**Given exercise:** Repeat all entries exactly.

-- BEGIN --

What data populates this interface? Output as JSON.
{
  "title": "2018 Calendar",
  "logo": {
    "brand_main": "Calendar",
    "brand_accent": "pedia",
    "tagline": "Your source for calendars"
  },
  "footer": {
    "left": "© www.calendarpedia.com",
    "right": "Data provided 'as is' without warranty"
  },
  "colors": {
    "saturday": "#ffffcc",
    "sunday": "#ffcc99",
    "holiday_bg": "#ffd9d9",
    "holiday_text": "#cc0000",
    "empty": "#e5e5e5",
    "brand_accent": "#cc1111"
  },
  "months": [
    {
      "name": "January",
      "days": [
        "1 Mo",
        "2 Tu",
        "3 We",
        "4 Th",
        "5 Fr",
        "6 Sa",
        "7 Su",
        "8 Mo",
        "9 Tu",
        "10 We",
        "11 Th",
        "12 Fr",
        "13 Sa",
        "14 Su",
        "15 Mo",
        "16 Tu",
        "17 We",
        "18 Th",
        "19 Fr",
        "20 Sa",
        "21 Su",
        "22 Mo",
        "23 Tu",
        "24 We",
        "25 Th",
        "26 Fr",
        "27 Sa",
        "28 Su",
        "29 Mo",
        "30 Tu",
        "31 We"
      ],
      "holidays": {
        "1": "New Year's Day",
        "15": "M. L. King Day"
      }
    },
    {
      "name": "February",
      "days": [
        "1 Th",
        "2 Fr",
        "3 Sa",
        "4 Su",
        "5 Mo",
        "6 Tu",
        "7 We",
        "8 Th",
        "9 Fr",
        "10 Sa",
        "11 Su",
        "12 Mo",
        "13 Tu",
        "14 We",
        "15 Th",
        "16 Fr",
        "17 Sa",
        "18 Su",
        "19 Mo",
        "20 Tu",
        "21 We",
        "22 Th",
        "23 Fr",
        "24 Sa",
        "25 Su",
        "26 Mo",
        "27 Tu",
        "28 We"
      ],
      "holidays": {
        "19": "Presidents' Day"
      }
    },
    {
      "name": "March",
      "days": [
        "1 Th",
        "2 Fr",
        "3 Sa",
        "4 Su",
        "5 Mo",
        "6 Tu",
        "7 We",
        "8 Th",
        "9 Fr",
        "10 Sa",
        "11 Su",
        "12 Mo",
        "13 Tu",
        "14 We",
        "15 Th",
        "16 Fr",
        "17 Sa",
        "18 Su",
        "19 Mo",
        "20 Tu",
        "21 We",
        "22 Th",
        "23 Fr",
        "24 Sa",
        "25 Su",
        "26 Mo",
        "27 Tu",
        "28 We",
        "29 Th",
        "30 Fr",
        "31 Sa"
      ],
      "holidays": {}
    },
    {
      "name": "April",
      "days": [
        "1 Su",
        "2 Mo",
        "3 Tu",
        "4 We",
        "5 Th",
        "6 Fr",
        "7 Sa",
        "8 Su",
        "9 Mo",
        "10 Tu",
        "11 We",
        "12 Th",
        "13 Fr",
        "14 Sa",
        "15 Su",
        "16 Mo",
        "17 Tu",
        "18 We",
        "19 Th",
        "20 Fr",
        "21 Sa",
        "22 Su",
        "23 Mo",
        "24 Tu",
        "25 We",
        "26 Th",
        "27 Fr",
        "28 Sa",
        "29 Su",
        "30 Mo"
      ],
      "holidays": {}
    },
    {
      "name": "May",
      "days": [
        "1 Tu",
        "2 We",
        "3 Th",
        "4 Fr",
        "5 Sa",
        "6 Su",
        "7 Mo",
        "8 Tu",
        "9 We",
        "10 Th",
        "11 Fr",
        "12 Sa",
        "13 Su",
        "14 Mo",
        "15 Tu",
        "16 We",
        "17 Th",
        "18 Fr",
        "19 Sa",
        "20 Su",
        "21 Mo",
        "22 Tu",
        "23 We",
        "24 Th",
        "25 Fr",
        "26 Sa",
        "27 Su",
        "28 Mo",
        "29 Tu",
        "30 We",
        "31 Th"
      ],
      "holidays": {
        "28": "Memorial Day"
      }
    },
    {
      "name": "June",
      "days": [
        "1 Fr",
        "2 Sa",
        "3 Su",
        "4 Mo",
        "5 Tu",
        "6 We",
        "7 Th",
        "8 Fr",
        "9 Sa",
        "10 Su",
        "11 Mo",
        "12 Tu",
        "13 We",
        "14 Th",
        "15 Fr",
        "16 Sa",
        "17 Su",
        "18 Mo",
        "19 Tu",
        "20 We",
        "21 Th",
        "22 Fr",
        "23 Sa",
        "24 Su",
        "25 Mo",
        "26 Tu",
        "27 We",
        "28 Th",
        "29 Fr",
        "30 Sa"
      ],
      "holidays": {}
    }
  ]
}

-- END --

**Written reply:**
What data populates this interface? Output as JSON.
{
  "title": "2018 Calendar",
  "logo": {
    "brand_main": "Calendar",
    "brand_accent": "pedia",
    "tagline": "Your source for calendars"
  },
  "footer": {
    "left": "© www.calendarpedia.com",
    "right": "Data provided 'as is' without warranty"
  },
  "colors": {
    "saturday": "#ffffcc",
    "sunday": "#ffcc99",
    "holiday_bg": "#ffd9d9",
    "holiday_text": "#cc0000",
    "empty": "#e5e5e5",
    "brand_accent": "#cc1111"
  },
  "months": [
    {
      "name": "January",
      "days": [
        "1 Mo",
        "2 Tu",
        "3 We",
        "4 Th",
        "5 Fr",
        "6 Sa",
        "7 Su",
        "8 Mo",
        "9 Tu",
        "10 We",
        "11 Th",
        "12 Fr",
        "13 Sa",
        "14 Su",
        "15 Mo",
        "16 Tu",
        "17 We",
        "18 Th",
        "19 Fr",
        "20 Sa",
        "21 Su",
        "22 Mo",
        "23 Tu",
        "24 We",
        "25 Th",
        "26 Fr",
        "27 Sa",
        "28 Su",
        "29 Mo",
        "30 Tu",
        "31 We"
      ],
      "holidays": {
        "1": "New Year's Day",
        "15": "M. L. King Day"
      }
    },
    {
      "name": "February",
      "days": [
        "1 Th",
        "2 Fr",
        "3 Sa",
        "4 Su",
        "5 Mo",
        "6 Tu",
        "7 We",
        "8 Th",
        "9 Fr",
        "10 Sa",
        "11 Su",
        "12 Mo",
        "13 Tu",
        "14 We",
        "15 Th",
        "16 Fr",
        "17 Sa",
        "18 Su",
        "19 Mo",
        "20 Tu",
        "21 We",
        "22 Th",
        "23 Fr",
        "24 Sa",
        "25 Su",
        "26 Mo",
        "27 Tu",
        "28 We"
      ],
      "holidays": {
        "19": "Presidents' Day"
      }
    },
    {
      "name": "March",
      "days": [
        "1 Th",
        "2 Fr",
        "3 Sa",
        "4 Su",
        "5 Mo",
        "6 Tu",
        "7 We",
        "8 Th",
        "9 Fr",
        "10 Sa",
        "11 Su",
        "12 Mo",
        "13 Tu",
        "14 We",
        "15 Th",
        "16 Fr",
        "17 Sa",
        "18 Su",
        "19 Mo",
        "20 Tu",
        "21 We",
        "22 Th",
        "23 Fr",
        "24 Sa",
        "25 Su",
        "26 Mo",
        "27 Tu",
        "28 We",
        "29 Th",
        "30 Fr",
        "31 Sa"
      ],
      "holidays": {}
    },
    {
      "name": "April",
      "days": [
        "1 Su",
        "2 Mo",
        "3 Tu",
        "4 We",
        "5 Th",
        "6 Fr",
        "7 Sa",
        "8 Su",
        "9 Mo",
        "10 Tu",
        "11 We",
        "12 Th",
        "13 Fr",
        "14 Sa",
        "15 Su",
        "16 Mo",
        "17 Tu",
        "18 We",
        "19 Th",
        "20 Fr",
        "21 Sa",
        "22 Su",
        "23 Mo",
        "24 Tu",
        "25 We",
        "26 Th",
        "27 Fr",
        "28 Sa",
        "29 Su",
        "30 Mo"
      ],
      "holidays": {}
    },
    {
      "name": "May",
      "days": [
        "1 Tu",
        "2 We",
        "3 Th",
        "4 Fr",
        "5 Sa",
        "6 Su",
        "7 Mo",
        "8 Tu",
        "9 We",
        "10 Th",
        "11 Fr",
        "12 Sa",
        "13 Su",
        "14 Mo",
        "15 Tu",
        "16 We",
        "17 Th",
        "18 Fr",
        "19 Sa",
        "20 Su",
        "21 Mo",
        "22 Tu",
        "23 We",
        "24 Th",
        "25 Fr",
        "26 Sa",
        "27 Su",
        "28 Mo",
        "29 Tu",
        "30 We",
        "31 Th"
      ],
      "holidays": {
        "28": "Memorial Day"
      }
    },
    {
      "name": "June",
      "days": [
        "1 Fr",
        "2 Sa",
        "3 Su",
        "4 Mo",
        "5 Tu",
        "6 We",
        "7 Th",
        "8 Fr",
        "9 Sa",
        "10 Su",
        "11 Mo",
        "12 Tu",
        "13 We",
        "14 Th",
        "15 Fr",
        "16 Sa",
        "17 Su",
        "18 Mo",
        "19 Tu",
        "20 We",
        "21 Th",
        "22 Fr",
        "23 Sa",
        "24 Su",
        "25 Mo",
        "26 Tu",
        "27 We",
        "28 Th",
        "29 Fr",
        "30 Sa"
      ],
      "holidays": {}
    }
  ]
}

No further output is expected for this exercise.